■ **Jobs**:
(a) Reproduce everything in the rainmaking recommendation from "There are people" down to "your current clients.", word for word.
(b) In the rainmaking recommendation, who made up the panel at the most recent Legal Marketing Association convention?

Rainmaking Recommendation # 175: Getting to Know You: Using Google Alerts to Find/Know Your Clients

The last Rainmaking Recommendation discussed the benefits of using social media monitoring to grow your book of business.  In this recommendation, I will be showing you how to find and learn more about your current and prospective clients.

There are people out there who are having conversations every single day on the internet.  In some instances, they are asking questions about issues with which you, as a lawyer, can help them.  In other instances, they are discussing your competition.  And in still other cases they are discussing themselves or their businesses.  

These are the just some of the dialogues happening 24 hours a day, 7 days a week.  And you can take advantage of it to find new clients or learn more about your current clients.

Google Alerts, just one of the many social media monitoring tools that exist, can help you discover your ideal and current clients’ interests.  Using the keywords that your current and prospective clients may use to obtain answers to their problems and setting up an alert on a social media monitoring site will help you wade through the mass of information that exists on the internet.  Instead of researching the industry or the question each time you need some information, if you set up an alert fresh content comes directly to your email. 

What clients want to know is that their attorney understands them. Yes, they want you to handle their case or their transaction, but what they really want is an advisor – particularly in the case of attorneys who work with businesses or corporations.  At the most recent Legal Marketing Association convention, a panel of General Counsel for three of the largest corporations explained that in order to win and keep their business “firms must take more initiative in learning their client’s business.” 

Setting up your social media monitoring with keywords that affect your ideal client’s industry will help you gain the knowledge you need to be a great advisor.  In addition, you should have another alert which includes the names of the bigwigs of the company.  You may find out information about that person which can be helpful to build the relationship necessary to win their business or even keep their business – information which has nothing to do with the matter upon which you are working.

Element location data:
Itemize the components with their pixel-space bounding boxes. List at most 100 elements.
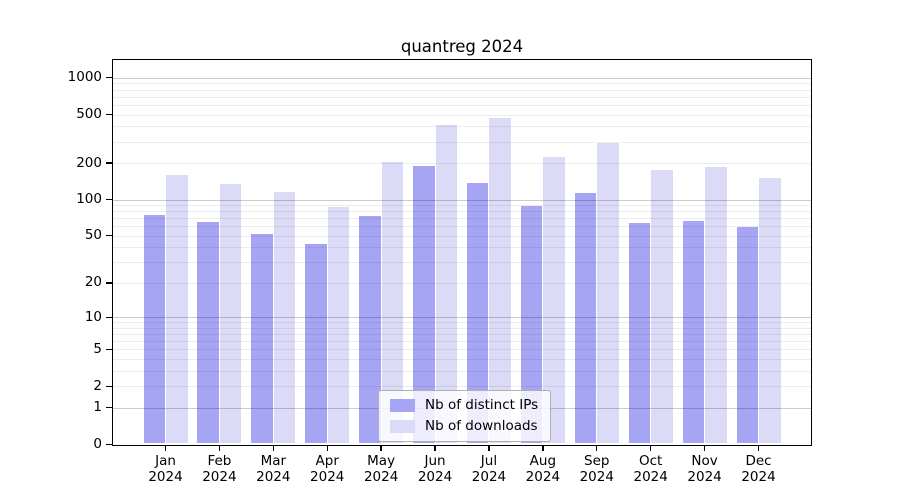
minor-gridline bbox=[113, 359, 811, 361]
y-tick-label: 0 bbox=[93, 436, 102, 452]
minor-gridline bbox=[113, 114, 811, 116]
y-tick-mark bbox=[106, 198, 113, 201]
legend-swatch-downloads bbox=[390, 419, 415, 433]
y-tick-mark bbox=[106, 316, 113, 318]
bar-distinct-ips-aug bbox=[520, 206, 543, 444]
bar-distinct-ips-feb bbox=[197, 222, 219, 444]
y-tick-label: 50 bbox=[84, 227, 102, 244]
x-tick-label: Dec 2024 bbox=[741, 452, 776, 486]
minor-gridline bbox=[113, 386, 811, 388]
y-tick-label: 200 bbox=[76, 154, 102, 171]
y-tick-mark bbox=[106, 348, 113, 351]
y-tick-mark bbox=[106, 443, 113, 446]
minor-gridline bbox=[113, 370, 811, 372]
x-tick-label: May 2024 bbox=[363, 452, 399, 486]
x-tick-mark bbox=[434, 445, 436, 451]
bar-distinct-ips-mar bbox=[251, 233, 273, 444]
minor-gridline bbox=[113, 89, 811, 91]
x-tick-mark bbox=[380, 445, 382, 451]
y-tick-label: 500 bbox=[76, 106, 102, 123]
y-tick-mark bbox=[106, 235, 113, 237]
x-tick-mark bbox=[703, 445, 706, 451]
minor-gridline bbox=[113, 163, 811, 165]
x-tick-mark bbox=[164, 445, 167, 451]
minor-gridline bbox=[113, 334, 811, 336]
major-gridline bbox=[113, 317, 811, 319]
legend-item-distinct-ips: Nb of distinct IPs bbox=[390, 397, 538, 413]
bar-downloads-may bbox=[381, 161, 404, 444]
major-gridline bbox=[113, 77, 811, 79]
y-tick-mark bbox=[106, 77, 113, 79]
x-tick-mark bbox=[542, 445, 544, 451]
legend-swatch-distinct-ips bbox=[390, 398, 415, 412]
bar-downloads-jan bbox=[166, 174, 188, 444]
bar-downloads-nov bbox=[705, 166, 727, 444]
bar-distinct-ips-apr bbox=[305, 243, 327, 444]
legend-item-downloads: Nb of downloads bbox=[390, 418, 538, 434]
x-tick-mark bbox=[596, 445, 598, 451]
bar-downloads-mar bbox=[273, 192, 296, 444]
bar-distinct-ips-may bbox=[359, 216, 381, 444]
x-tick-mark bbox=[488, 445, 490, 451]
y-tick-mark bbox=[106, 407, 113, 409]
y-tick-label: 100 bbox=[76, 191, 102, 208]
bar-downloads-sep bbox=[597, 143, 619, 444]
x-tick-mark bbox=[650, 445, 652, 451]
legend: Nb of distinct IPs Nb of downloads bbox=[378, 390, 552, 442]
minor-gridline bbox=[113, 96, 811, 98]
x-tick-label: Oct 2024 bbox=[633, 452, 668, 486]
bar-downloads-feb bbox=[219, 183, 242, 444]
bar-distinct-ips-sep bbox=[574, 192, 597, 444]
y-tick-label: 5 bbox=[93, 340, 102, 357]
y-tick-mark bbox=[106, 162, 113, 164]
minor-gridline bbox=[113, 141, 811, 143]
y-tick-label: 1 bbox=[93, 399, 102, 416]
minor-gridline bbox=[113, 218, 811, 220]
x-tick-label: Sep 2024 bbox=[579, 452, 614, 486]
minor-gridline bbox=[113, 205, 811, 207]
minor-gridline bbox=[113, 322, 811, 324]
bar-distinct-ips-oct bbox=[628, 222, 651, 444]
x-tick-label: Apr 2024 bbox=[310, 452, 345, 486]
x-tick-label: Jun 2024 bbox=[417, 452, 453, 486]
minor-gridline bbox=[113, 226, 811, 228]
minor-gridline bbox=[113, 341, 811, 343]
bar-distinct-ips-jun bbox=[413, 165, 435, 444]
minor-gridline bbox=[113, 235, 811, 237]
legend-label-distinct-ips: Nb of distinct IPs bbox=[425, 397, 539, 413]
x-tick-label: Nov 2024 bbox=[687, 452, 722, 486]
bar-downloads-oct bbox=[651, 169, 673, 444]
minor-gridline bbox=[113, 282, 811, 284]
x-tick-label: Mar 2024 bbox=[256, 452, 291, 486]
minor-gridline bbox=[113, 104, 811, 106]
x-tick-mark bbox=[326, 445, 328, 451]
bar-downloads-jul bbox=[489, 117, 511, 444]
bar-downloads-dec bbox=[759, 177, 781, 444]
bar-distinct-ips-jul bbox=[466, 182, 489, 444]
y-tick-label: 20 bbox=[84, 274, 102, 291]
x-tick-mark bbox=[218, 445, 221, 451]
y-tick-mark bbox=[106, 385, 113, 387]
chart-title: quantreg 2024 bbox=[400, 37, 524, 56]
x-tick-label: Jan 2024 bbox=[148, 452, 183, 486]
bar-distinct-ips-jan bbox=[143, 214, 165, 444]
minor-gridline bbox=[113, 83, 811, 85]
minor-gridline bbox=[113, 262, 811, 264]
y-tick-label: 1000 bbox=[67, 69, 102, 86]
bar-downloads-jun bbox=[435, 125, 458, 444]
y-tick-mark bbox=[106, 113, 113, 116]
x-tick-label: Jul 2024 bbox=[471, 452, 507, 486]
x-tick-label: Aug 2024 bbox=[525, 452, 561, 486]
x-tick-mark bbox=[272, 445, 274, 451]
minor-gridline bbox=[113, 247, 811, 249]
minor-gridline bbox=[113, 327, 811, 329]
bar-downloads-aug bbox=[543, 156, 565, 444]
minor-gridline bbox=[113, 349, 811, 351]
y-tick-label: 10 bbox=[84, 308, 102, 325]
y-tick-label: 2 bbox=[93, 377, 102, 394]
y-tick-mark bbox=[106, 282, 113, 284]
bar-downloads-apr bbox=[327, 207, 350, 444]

■ **Solutions to the exercise**:
(a)
There are people out there who are having conversations every single day on the internet.  In some instances, they are asking questions about issues with which you, as a lawyer, can help them.  In other instances, they are discussing your competition.  And in still other cases they are discussing themselves or their businesses.  

These are the just some of the dialogues happening 24 hours a day, 7 days a week.  And you can take advantage of it to find new clients or learn more about your current clients.

(b) General Counsel for three of the largest corporations.